**GOAL:**
Produce a verbatim copy of the entries listed below.

═══ STORED DATA

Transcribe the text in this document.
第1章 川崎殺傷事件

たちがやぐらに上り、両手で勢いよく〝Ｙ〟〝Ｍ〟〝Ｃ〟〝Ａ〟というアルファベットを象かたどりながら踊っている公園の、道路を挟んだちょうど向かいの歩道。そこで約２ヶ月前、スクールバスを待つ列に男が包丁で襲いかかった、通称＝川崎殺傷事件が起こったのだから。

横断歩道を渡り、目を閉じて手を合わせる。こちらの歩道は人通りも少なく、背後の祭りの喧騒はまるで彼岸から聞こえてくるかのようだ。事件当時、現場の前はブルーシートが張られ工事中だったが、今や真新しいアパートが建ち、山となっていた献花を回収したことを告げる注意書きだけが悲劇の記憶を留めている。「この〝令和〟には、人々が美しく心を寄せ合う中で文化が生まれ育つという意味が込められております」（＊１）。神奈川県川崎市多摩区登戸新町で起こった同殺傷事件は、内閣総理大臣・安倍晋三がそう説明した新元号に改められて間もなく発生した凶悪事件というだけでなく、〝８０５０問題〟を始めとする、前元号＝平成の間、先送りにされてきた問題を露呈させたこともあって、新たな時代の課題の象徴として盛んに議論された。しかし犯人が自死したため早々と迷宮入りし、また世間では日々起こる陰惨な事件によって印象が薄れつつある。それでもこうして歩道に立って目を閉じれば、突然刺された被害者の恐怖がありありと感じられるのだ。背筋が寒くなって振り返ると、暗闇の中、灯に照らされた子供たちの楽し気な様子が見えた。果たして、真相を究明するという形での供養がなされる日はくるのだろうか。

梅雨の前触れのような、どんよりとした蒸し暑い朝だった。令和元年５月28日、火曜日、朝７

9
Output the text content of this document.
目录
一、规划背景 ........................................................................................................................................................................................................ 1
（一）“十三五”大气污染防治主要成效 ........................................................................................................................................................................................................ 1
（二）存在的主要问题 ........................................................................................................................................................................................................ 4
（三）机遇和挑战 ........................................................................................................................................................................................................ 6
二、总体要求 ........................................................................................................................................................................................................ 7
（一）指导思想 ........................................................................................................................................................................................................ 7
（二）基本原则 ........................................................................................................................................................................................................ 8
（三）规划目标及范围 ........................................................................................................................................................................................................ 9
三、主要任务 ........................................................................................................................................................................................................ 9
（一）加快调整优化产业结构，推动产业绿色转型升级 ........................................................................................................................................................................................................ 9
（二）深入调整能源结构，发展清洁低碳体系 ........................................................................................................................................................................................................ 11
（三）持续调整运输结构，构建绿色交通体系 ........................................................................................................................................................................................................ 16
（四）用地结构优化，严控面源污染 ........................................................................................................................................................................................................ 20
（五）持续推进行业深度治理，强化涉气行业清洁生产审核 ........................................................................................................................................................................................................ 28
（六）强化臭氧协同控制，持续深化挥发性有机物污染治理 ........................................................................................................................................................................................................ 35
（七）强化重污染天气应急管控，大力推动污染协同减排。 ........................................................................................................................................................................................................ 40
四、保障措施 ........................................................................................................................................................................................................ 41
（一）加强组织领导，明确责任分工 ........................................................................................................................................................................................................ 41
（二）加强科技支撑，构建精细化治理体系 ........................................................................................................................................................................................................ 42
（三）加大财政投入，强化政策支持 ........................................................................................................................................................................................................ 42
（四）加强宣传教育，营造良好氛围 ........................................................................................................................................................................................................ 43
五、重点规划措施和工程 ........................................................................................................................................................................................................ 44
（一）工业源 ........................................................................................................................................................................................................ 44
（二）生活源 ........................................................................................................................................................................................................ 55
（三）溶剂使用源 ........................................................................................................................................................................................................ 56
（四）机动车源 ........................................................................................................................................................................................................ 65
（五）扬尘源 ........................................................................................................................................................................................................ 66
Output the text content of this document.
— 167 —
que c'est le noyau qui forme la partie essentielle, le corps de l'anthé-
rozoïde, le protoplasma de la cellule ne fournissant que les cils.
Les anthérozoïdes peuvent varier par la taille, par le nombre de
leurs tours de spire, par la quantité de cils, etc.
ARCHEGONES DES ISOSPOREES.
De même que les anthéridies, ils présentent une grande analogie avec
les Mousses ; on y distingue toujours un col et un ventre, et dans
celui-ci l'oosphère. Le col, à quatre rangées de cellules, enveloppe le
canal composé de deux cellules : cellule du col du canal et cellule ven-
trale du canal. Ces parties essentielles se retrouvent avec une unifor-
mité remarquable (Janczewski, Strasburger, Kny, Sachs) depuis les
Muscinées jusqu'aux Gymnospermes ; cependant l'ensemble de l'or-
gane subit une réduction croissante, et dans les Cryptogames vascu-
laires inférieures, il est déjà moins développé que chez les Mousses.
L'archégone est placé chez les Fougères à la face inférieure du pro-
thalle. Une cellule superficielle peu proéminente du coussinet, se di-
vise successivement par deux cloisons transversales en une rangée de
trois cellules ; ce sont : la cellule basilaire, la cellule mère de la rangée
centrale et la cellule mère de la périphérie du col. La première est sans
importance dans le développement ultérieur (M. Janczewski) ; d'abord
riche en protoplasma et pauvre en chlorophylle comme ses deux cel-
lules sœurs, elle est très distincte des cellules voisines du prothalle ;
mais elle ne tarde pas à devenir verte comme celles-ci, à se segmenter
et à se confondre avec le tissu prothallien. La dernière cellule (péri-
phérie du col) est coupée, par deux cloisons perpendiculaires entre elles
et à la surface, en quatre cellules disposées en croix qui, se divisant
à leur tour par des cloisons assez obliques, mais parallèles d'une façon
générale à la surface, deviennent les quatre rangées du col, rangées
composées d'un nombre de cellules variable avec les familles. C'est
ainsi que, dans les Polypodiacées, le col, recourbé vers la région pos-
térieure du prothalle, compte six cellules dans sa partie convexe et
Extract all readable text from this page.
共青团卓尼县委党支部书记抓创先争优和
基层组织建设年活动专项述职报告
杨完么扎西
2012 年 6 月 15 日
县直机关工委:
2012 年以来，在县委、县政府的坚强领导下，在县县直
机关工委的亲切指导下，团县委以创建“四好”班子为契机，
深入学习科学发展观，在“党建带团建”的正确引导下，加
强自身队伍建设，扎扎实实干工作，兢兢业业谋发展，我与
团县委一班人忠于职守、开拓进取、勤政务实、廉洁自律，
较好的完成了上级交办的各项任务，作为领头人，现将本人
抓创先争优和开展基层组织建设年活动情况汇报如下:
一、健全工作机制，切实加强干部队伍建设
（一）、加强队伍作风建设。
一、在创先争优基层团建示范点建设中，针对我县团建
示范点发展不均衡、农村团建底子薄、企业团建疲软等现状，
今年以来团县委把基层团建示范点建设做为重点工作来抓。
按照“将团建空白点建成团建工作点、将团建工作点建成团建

══════

**TASK RESULT:**
Transcribe the text in this document.
第1章 川崎殺傷事件

たちがやぐらに上り、両手で勢いよく〝Ｙ〟〝Ｍ〟〝Ｃ〟〝Ａ〟というアルファベットを象かたどりながら踊っている公園の、道路を挟んだちょうど向かいの歩道。そこで約２ヶ月前、スクールバスを待つ列に男が包丁で襲いかかった、通称＝川崎殺傷事件が起こったのだから。

横断歩道を渡り、目を閉じて手を合わせる。こちらの歩道は人通りも少なく、背後の祭りの喧騒はまるで彼岸から聞こえてくるかのようだ。事件当時、現場の前はブルーシートが張られ工事中だったが、今や真新しいアパートが建ち、山となっていた献花を回収したことを告げる注意書きだけが悲劇の記憶を留めている。「この〝令和〟には、人々が美しく心を寄せ合う中で文化が生まれ育つという意味が込められております」（＊１）。神奈川県川崎市多摩区登戸新町で起こった同殺傷事件は、内閣総理大臣・安倍晋三がそう説明した新元号に改められて間もなく発生した凶悪事件というだけでなく、〝８０５０問題〟を始めとする、前元号＝平成の間、先送りにされてきた問題を露呈させたこともあって、新たな時代の課題の象徴として盛んに議論された。しかし犯人が自死したため早々と迷宮入りし、また世間では日々起こる陰惨な事件によって印象が薄れつつある。それでもこうして歩道に立って目を閉じれば、突然刺された被害者の恐怖がありありと感じられるのだ。背筋が寒くなって振り返ると、暗闇の中、灯に照らされた子供たちの楽し気な様子が見えた。果たして、真相を究明するという形での供養がなされる日はくるのだろうか。

梅雨の前触れのような、どんよりとした蒸し暑い朝だった。令和元年５月28日、火曜日、朝７

9
Output the text content of this document.
目录
一、规划背景 ........................................................................................................................................................................................................ 1
（一）“十三五”大气污染防治主要成效 ........................................................................................................................................................................................................ 1
（二）存在的主要问题 ........................................................................................................................................................................................................ 4
（三）机遇和挑战 ........................................................................................................................................................................................................ 6
二、总体要求 ........................................................................................................................................................................................................ 7
（一）指导思想 ........................................................................................................................................................................................................ 7
（二）基本原则 ........................................................................................................................................................................................................ 8
（三）规划目标及范围 ........................................................................................................................................................................................................ 9
三、主要任务 ........................................................................................................................................................................................................ 9
（一）加快调整优化产业结构，推动产业绿色转型升级 ........................................................................................................................................................................................................ 9
（二）深入调整能源结构，发展清洁低碳体系 ........................................................................................................................................................................................................ 11
（三）持续调整运输结构，构建绿色交通体系 ........................................................................................................................................................................................................ 16
（四）用地结构优化，严控面源污染 ........................................................................................................................................................................................................ 20
（五）持续推进行业深度治理，强化涉气行业清洁生产审核 ........................................................................................................................................................................................................ 28
（六）强化臭氧协同控制，持续深化挥发性有机物污染治理 ........................................................................................................................................................................................................ 35
（七）强化重污染天气应急管控，大力推动污染协同减排。 ........................................................................................................................................................................................................ 40
四、保障措施 ........................................................................................................................................................................................................ 41
（一）加强组织领导，明确责任分工 ........................................................................................................................................................................................................ 41
（二）加强科技支撑，构建精细化治理体系 ........................................................................................................................................................................................................ 42
（三）加大财政投入，强化政策支持 ........................................................................................................................................................................................................ 42
（四）加强宣传教育，营造良好氛围 ........................................................................................................................................................................................................ 43
五、重点规划措施和工程 ........................................................................................................................................................................................................ 44
（一）工业源 ........................................................................................................................................................................................................ 44
（二）生活源 ........................................................................................................................................................................................................ 55
（三）溶剂使用源 ........................................................................................................................................................................................................ 56
（四）机动车源 ........................................................................................................................................................................................................ 65
（五）扬尘源 ........................................................................................................................................................................................................ 66
Output the text content of this document.
— 167 —
que c'est le noyau qui forme la partie essentielle, le corps de l'anthé-
rozoïde, le protoplasma de la cellule ne fournissant que les cils.
Les anthérozoïdes peuvent varier par la taille, par le nombre de
leurs tours de spire, par la quantité de cils, etc.
ARCHEGONES DES ISOSPOREES.
De même que les anthéridies, ils présentent une grande analogie avec
les Mousses ; on y distingue toujours un col et un ventre, et dans
celui-ci l'oosphère. Le col, à quatre rangées de cellules, enveloppe le
canal composé de deux cellules : cellule du col du canal et cellule ven-
trale du canal. Ces parties essentielles se retrouvent avec une unifor-
mité remarquable (Janczewski, Strasburger, Kny, Sachs) depuis les
Muscinées jusqu'aux Gymnospermes ; cependant l'ensemble de l'or-
gane subit une réduction croissante, et dans les Cryptogames vascu-
laires inférieures, il est déjà moins développé que chez les Mousses.
L'archégone est placé chez les Fougères à la face inférieure du pro-
thalle. Une cellule superficielle peu proéminente du coussinet, se di-
vise successivement par deux cloisons transversales en une rangée de
trois cellules ; ce sont : la cellule basilaire, la cellule mère de la rangée
centrale et la cellule mère de la périphérie du col. La première est sans
importance dans le développement ultérieur (M. Janczewski) ; d'abord
riche en protoplasma et pauvre en chlorophylle comme ses deux cel-
lules sœurs, elle est très distincte des cellules voisines du prothalle ;
mais elle ne tarde pas à devenir verte comme celles-ci, à se segmenter
et à se confondre avec le tissu prothallien. La dernière cellule (péri-
phérie du col) est coupée, par deux cloisons perpendiculaires entre elles
et à la surface, en quatre cellules disposées en croix qui, se divisant
à leur tour par des cloisons assez obliques, mais parallèles d'une façon
générale à la surface, deviennent les quatre rangées du col, rangées
composées d'un nombre de cellules variable avec les familles. C'est
ainsi que, dans les Polypodiacées, le col, recourbé vers la région pos-
térieure du prothalle, compte six cellules dans sa partie convexe et
Extract all readable text from this page.
共青团卓尼县委党支部书记抓创先争优和
基层组织建设年活动专项述职报告
杨完么扎西
2012 年 6 月 15 日
县直机关工委:
2012 年以来，在县委、县政府的坚强领导下，在县县直
机关工委的亲切指导下，团县委以创建“四好”班子为契机，
深入学习科学发展观，在“党建带团建”的正确引导下，加
强自身队伍建设，扎扎实实干工作，兢兢业业谋发展，我与
团县委一班人忠于职守、开拓进取、勤政务实、廉洁自律，
较好的完成了上级交办的各项任务，作为领头人，现将本人
抓创先争优和开展基层组织建设年活动情况汇报如下:
一、健全工作机制，切实加强干部队伍建设
（一）、加强队伍作风建设。
一、在创先争优基层团建示范点建设中，针对我县团建
示范点发展不均衡、农村团建底子薄、企业团建疲软等现状，
今年以来团县委把基层团建示范点建设做为重点工作来抓。
按照“将团建空白点建成团建工作点、将团建工作点建成团建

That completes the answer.